• [Description of the task]:
Your task is to copy every line of the records below that contains "současně".

• [Provided records]:
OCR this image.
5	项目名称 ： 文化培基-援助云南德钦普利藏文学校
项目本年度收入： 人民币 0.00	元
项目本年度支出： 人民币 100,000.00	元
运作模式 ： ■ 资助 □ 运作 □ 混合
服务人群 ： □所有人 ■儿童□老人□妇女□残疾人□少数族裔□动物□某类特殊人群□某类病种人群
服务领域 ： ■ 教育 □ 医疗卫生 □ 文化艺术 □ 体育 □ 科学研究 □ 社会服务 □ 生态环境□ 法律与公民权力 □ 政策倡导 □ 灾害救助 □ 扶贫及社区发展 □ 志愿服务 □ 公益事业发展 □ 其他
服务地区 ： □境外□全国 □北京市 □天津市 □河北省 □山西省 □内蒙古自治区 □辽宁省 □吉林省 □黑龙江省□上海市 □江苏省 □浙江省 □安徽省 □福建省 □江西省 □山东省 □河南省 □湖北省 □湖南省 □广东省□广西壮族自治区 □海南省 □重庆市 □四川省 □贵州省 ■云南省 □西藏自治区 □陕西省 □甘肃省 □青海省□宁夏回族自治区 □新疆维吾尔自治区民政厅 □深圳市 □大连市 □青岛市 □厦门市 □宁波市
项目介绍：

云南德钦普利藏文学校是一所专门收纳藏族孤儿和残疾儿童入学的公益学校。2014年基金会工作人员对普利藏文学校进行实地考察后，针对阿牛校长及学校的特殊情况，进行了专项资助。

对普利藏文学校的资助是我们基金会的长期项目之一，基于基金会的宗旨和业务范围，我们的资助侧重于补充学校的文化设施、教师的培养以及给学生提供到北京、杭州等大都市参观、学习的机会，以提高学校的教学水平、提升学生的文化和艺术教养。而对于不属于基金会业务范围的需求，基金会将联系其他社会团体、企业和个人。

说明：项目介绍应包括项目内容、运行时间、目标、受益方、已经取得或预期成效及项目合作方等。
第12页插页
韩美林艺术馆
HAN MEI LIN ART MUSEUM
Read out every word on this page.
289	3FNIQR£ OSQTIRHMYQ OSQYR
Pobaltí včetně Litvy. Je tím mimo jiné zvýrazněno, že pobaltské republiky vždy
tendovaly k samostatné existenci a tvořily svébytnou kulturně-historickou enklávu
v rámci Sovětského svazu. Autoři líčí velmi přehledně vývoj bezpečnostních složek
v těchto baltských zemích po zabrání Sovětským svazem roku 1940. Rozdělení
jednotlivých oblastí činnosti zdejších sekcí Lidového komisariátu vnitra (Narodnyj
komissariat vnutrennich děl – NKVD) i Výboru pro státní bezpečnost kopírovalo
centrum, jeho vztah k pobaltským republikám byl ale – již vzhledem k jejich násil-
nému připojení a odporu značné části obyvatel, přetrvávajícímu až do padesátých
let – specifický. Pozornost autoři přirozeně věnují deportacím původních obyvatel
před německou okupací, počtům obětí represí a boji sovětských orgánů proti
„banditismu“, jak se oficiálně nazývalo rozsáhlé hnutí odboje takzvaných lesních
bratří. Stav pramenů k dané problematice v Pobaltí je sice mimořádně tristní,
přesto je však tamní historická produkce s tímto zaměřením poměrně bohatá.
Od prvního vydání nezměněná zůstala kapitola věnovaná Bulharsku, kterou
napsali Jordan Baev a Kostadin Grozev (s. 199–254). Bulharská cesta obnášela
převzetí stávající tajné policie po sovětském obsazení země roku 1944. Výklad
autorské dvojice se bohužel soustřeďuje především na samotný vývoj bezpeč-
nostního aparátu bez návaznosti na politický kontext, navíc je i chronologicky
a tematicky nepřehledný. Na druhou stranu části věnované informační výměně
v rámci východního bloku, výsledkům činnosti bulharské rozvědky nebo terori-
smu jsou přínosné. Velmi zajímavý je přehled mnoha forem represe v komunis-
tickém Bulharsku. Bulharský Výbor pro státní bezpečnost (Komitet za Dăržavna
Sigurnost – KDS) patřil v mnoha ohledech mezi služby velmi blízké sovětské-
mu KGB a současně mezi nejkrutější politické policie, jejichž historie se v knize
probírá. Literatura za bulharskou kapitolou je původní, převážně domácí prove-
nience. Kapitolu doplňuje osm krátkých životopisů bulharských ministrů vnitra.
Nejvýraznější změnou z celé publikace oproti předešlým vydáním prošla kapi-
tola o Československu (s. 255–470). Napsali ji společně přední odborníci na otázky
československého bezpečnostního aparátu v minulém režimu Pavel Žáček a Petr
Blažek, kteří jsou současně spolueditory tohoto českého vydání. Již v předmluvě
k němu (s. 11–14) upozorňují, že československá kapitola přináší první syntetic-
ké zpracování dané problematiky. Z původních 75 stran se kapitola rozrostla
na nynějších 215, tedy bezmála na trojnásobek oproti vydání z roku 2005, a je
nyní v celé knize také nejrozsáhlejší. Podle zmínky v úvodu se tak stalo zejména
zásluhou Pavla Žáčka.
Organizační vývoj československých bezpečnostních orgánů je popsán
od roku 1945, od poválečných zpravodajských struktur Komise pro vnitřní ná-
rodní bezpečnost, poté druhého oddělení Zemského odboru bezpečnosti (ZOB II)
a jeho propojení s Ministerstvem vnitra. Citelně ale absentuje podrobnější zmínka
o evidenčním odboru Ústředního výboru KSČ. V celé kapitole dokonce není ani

• [Correct result]:
mu KGB a současně mezi nejkrutější politické policie, jejichž historie se v knize
Blažek, kteří jsou současně spolueditory tohoto českého vydání. Již v předmluvě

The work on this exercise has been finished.